Pictures are not part of the copy; repeat everything else in the records exactly.

-- Start RECORDED INFORMATION --

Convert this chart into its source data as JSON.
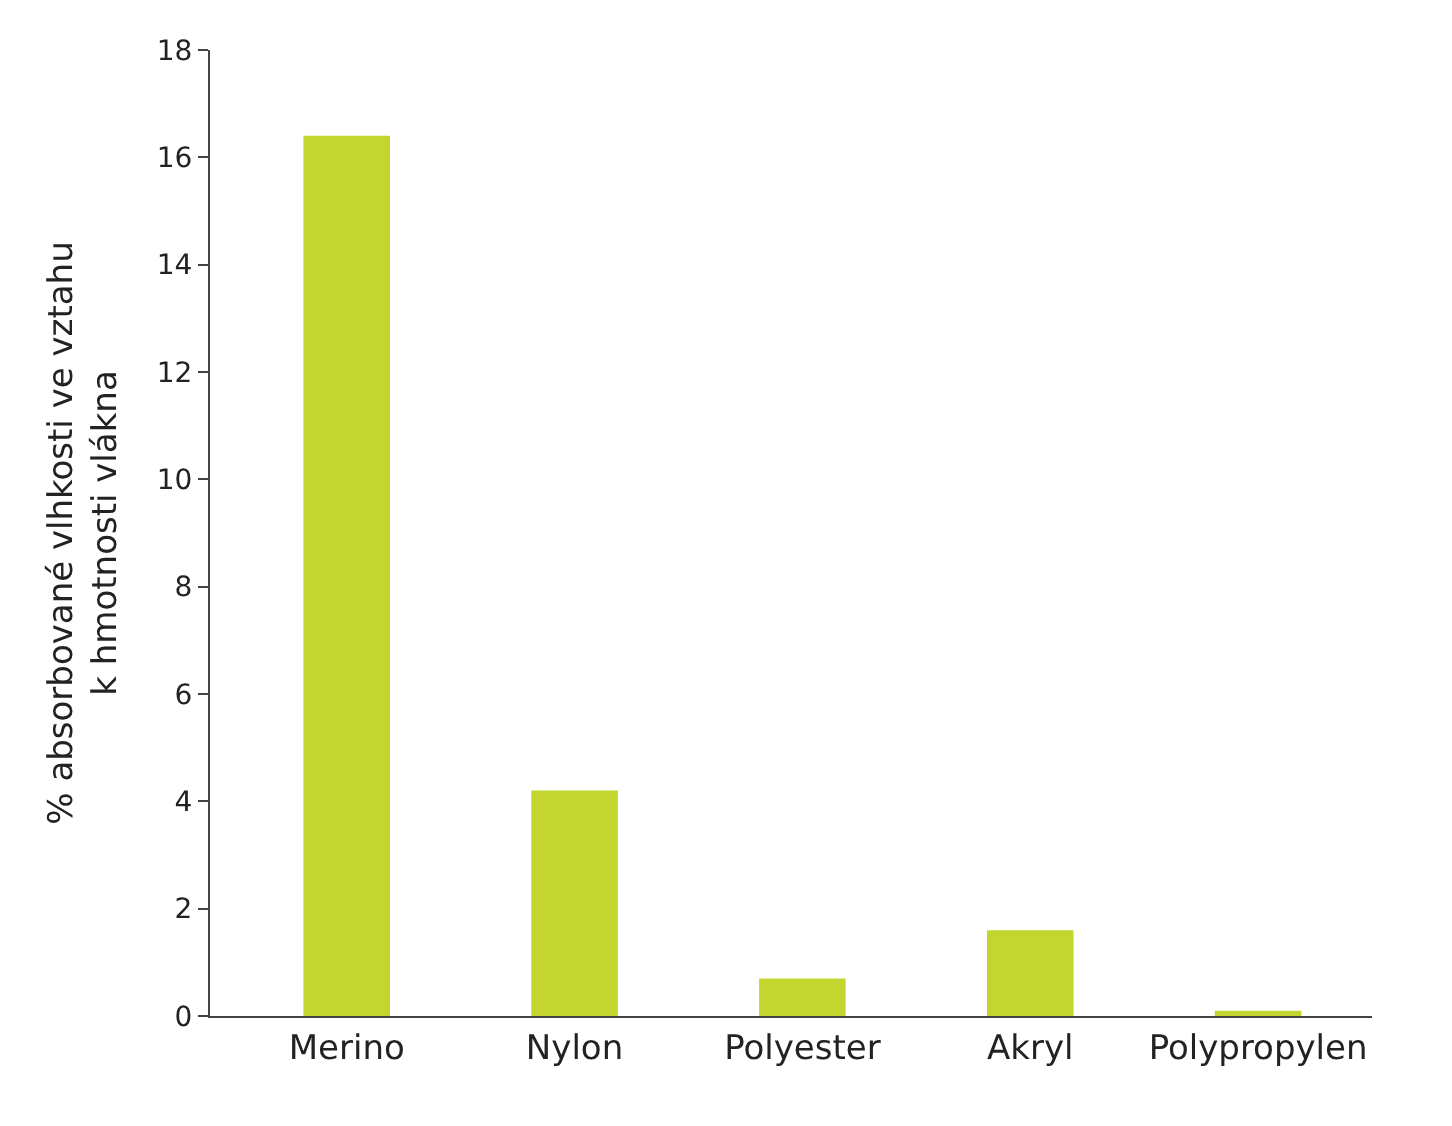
{
  "chart_data": {
    "type": "bar",
    "ylabel": "% absorbované vlhkosti ve vztahu\nk hmotnosti vlákna",
    "categories": [
      "Merino",
      "Nylon",
      "Polyester",
      "Akryl",
      "Polypropylen"
    ],
    "values": [
      16.4,
      4.2,
      0.7,
      1.6,
      0.1
    ],
    "color": "#c3d62f",
    "ylim": [
      0,
      18
    ],
    "yticks": [
      0,
      2,
      4,
      6,
      8,
      10,
      12,
      14,
      16,
      18
    ],
    "grid": false
  }
}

-- End RECORDED INFORMATION --

> [ANSWER TO THIS PROBLEM]
Convert this chart into its source data as JSON.
{
  "chart_data": {
    "type": "bar",
    "ylabel": "% absorbované vlhkosti ve vztahu\nk hmotnosti vlákna",
    "categories": [
      "Merino",
      "Nylon",
      "Polyester",
      "Akryl",
      "Polypropylen"
    ],
    "values": [
      16.4,
      4.2,
      0.7,
      1.6,
      0.1
    ],
    "color": "#c3d62f",
    "ylim": [
      0,
      18
    ],
    "yticks": [
      0,
      2,
      4,
      6,
      8,
      10,
      12,
      14,
      16,
      18
    ],
    "grid": false
  }
}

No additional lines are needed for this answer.